Brief
Separate out the lines that hold "Digital".

Figure contents as structured data:
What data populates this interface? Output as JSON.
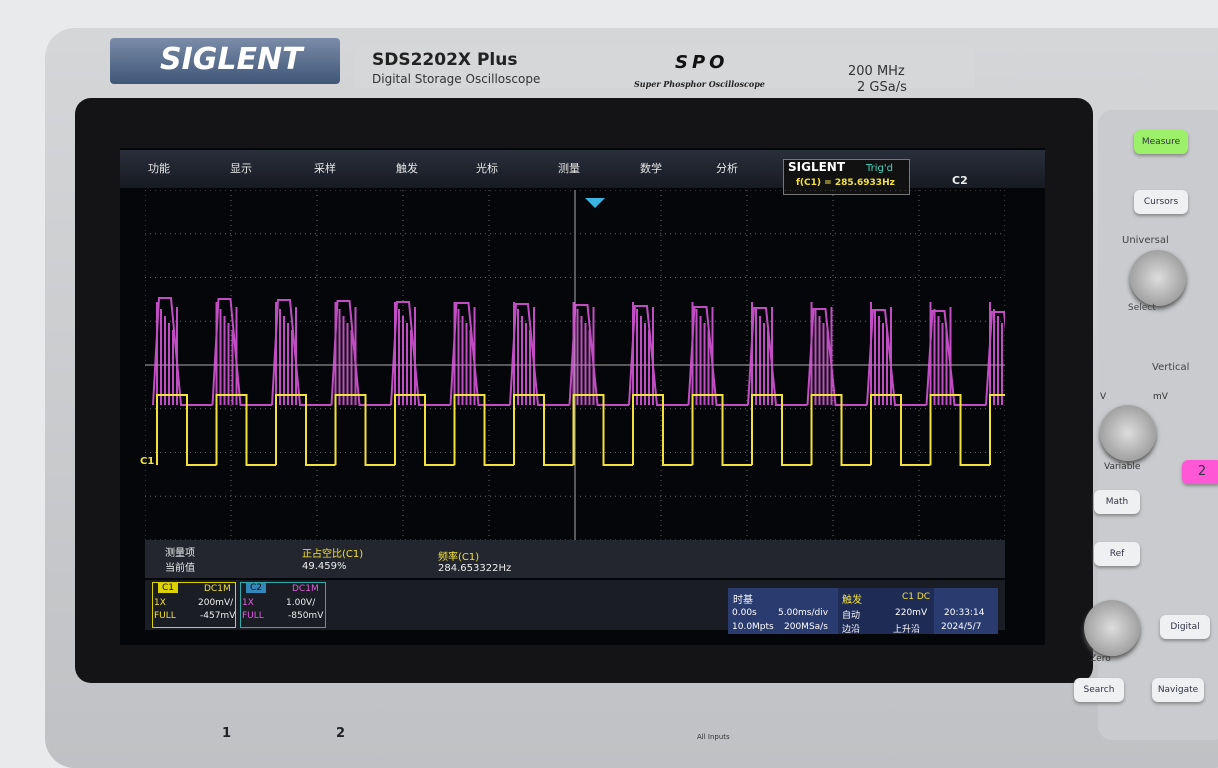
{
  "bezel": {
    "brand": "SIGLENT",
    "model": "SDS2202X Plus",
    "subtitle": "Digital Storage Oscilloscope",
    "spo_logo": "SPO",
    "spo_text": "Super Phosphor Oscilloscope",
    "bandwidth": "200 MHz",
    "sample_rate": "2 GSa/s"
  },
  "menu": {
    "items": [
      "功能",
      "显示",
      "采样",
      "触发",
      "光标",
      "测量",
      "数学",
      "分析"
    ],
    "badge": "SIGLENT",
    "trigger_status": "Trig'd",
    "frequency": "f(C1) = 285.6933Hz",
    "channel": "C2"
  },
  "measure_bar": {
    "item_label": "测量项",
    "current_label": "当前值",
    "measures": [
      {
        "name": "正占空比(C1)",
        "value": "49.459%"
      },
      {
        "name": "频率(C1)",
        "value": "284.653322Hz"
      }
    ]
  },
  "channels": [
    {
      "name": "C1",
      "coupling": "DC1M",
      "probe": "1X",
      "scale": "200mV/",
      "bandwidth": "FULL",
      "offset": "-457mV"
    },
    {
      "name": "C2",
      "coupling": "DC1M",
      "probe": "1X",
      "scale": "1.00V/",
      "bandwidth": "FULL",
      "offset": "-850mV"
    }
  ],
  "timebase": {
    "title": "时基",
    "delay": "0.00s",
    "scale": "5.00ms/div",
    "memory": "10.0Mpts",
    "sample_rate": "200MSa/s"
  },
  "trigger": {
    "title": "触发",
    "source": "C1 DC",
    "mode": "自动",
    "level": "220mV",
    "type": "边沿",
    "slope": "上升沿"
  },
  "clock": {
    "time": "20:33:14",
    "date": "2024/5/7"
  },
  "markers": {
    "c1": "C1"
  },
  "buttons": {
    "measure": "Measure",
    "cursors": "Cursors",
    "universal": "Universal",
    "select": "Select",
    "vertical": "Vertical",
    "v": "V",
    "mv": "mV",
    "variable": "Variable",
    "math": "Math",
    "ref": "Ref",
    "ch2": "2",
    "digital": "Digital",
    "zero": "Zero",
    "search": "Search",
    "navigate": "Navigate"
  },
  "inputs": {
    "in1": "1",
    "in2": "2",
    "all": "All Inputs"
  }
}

* * *

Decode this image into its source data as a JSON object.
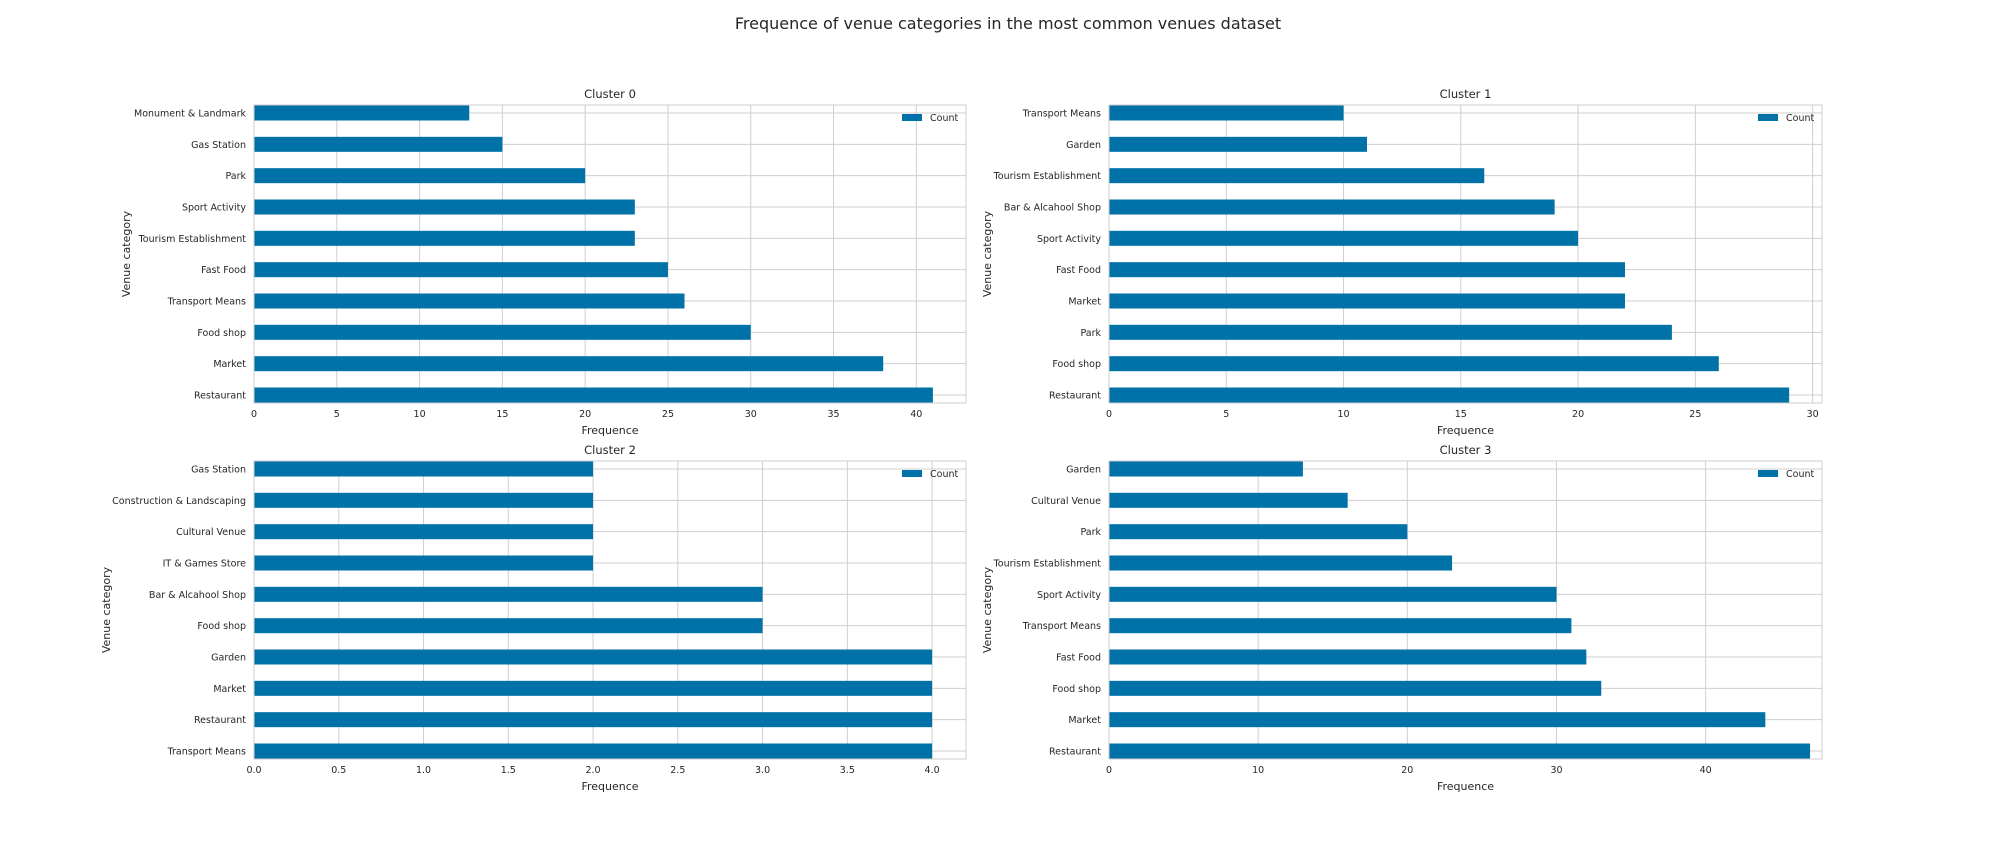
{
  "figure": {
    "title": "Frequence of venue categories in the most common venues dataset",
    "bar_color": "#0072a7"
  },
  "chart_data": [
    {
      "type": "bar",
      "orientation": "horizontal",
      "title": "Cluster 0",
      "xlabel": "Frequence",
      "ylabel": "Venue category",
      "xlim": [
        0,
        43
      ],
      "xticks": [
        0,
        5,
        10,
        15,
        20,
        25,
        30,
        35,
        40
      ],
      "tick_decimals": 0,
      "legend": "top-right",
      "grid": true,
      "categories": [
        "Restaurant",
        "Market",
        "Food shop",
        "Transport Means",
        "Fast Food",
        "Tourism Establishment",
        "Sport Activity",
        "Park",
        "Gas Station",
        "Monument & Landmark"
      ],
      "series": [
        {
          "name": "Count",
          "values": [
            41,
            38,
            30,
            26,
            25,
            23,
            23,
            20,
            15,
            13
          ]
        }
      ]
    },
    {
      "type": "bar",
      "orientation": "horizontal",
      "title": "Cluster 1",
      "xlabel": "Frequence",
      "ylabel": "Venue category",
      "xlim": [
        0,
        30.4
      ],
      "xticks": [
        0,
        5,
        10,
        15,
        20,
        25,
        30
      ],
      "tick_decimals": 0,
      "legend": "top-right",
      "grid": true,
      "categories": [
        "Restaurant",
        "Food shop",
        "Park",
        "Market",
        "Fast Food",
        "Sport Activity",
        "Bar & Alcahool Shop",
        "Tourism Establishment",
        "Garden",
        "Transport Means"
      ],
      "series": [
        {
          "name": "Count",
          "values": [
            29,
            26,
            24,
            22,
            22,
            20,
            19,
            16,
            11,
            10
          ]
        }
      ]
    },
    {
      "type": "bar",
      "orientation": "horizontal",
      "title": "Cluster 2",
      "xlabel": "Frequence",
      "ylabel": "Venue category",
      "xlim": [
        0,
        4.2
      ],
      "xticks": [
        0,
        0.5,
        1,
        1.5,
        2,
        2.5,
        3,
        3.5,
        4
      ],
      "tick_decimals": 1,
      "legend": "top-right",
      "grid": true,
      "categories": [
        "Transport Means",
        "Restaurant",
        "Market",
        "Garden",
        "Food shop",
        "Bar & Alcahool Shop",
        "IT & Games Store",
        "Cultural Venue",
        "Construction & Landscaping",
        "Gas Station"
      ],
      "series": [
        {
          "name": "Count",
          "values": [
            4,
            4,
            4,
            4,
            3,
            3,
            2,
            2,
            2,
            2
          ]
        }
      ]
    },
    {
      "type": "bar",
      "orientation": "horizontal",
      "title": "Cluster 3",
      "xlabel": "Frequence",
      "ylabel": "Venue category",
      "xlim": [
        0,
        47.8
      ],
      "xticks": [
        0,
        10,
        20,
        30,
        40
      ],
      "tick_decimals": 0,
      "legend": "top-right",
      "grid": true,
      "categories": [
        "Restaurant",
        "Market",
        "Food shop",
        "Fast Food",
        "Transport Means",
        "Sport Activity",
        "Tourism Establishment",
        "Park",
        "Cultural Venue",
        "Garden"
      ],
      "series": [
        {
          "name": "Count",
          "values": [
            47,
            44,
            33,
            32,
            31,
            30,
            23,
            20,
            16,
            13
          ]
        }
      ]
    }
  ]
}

Output of the task
    "subtitle": "Digital Storage Oscilloscope",
    "digital": "Digital",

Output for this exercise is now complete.